Stored items
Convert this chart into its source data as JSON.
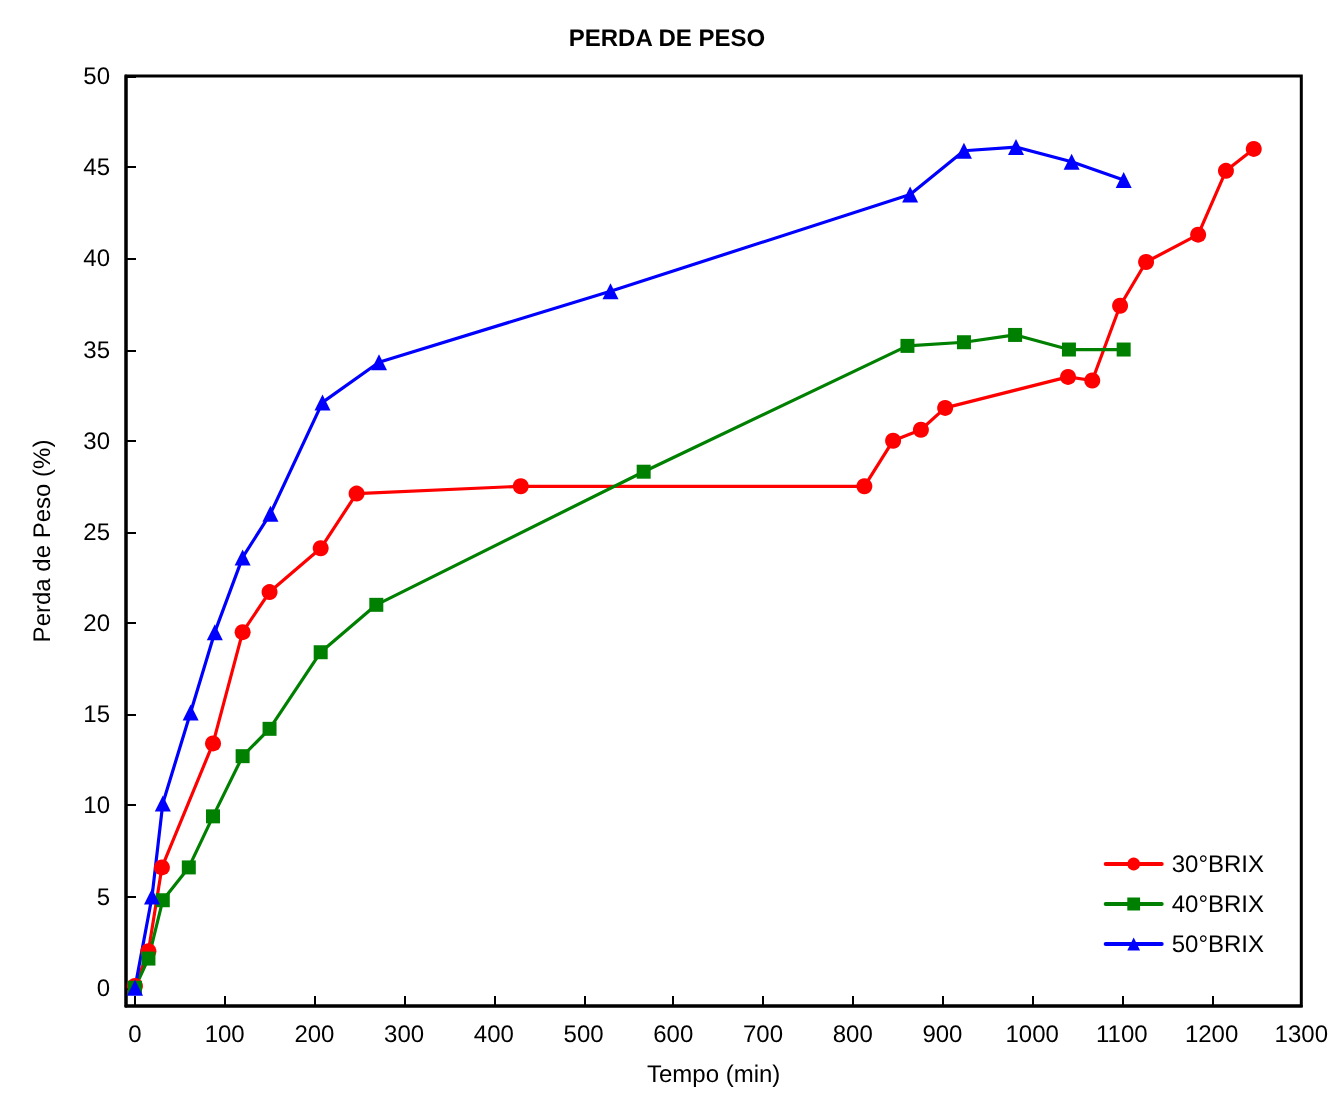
{
  "chart_data": {
    "type": "line",
    "title": "PERDA DE PESO",
    "xlabel": "Tempo (min)",
    "ylabel": "Perda de Peso (%)",
    "xlim": [
      -10,
      1300
    ],
    "xticks": [
      0,
      100,
      200,
      300,
      400,
      500,
      600,
      700,
      800,
      900,
      1000,
      1100,
      1200,
      1300
    ],
    "ylim": [
      -1,
      50
    ],
    "yticks": [
      0,
      5,
      10,
      15,
      20,
      25,
      30,
      35,
      40,
      45,
      50
    ],
    "grid": false,
    "legend": "bottom right",
    "line_style": "solid",
    "series": [
      {
        "name": "30°BRIX",
        "color": "#ff0000",
        "marker": "circle",
        "x": [
          0,
          15,
          30,
          87,
          120,
          150,
          207,
          247,
          430,
          813,
          845,
          876,
          903,
          1040,
          1067,
          1098,
          1127,
          1185,
          1216,
          1247
        ],
        "values": [
          0.1,
          2,
          6.6,
          13.4,
          19.5,
          21.7,
          24.1,
          27.1,
          27.5,
          27.5,
          30,
          30.6,
          31.8,
          33.5,
          33.3,
          37.4,
          39.8,
          41.3,
          44.8,
          46
        ]
      },
      {
        "name": "40°BRIX",
        "color": "#008000",
        "marker": "square",
        "x": [
          0,
          15,
          31,
          60,
          87,
          120,
          150,
          207,
          269,
          567,
          861,
          924,
          981,
          1041,
          1102
        ],
        "values": [
          0,
          1.6,
          4.8,
          6.6,
          9.4,
          12.7,
          14.2,
          18.4,
          21,
          28.3,
          35.2,
          35.4,
          35.8,
          35,
          35
        ]
      },
      {
        "name": "50°BRIX",
        "color": "#0000ff",
        "marker": "triangle",
        "x": [
          0,
          19,
          31,
          62,
          89,
          120,
          151,
          209,
          272,
          530,
          864,
          924,
          982,
          1044,
          1102
        ],
        "values": [
          0,
          5,
          10.1,
          15.1,
          19.5,
          23.6,
          26,
          32.1,
          34.3,
          38.2,
          43.5,
          45.9,
          46.1,
          45.3,
          44.3
        ]
      }
    ]
  }
}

▸ WHAT YOU WILL DO: Exact duplication of all the records is required; pictures are omitted from the copy.

▸ WRITTEN ANSWER:
Convert this chart into its source data as JSON.
{
  "chart_data": {
    "type": "line",
    "title": "PERDA DE PESO",
    "xlabel": "Tempo (min)",
    "ylabel": "Perda de Peso (%)",
    "xlim": [
      -10,
      1300
    ],
    "xticks": [
      0,
      100,
      200,
      300,
      400,
      500,
      600,
      700,
      800,
      900,
      1000,
      1100,
      1200,
      1300
    ],
    "ylim": [
      -1,
      50
    ],
    "yticks": [
      0,
      5,
      10,
      15,
      20,
      25,
      30,
      35,
      40,
      45,
      50
    ],
    "grid": false,
    "legend": "bottom right",
    "line_style": "solid",
    "series": [
      {
        "name": "30°BRIX",
        "color": "#ff0000",
        "marker": "circle",
        "x": [
          0,
          15,
          30,
          87,
          120,
          150,
          207,
          247,
          430,
          813,
          845,
          876,
          903,
          1040,
          1067,
          1098,
          1127,
          1185,
          1216,
          1247
        ],
        "values": [
          0.1,
          2,
          6.6,
          13.4,
          19.5,
          21.7,
          24.1,
          27.1,
          27.5,
          27.5,
          30,
          30.6,
          31.8,
          33.5,
          33.3,
          37.4,
          39.8,
          41.3,
          44.8,
          46
        ]
      },
      {
        "name": "40°BRIX",
        "color": "#008000",
        "marker": "square",
        "x": [
          0,
          15,
          31,
          60,
          87,
          120,
          150,
          207,
          269,
          567,
          861,
          924,
          981,
          1041,
          1102
        ],
        "values": [
          0,
          1.6,
          4.8,
          6.6,
          9.4,
          12.7,
          14.2,
          18.4,
          21,
          28.3,
          35.2,
          35.4,
          35.8,
          35,
          35
        ]
      },
      {
        "name": "50°BRIX",
        "color": "#0000ff",
        "marker": "triangle",
        "x": [
          0,
          19,
          31,
          62,
          89,
          120,
          151,
          209,
          272,
          530,
          864,
          924,
          982,
          1044,
          1102
        ],
        "values": [
          0,
          5,
          10.1,
          15.1,
          19.5,
          23.6,
          26,
          32.1,
          34.3,
          38.2,
          43.5,
          45.9,
          46.1,
          45.3,
          44.3
        ]
      }
    ]
  }
}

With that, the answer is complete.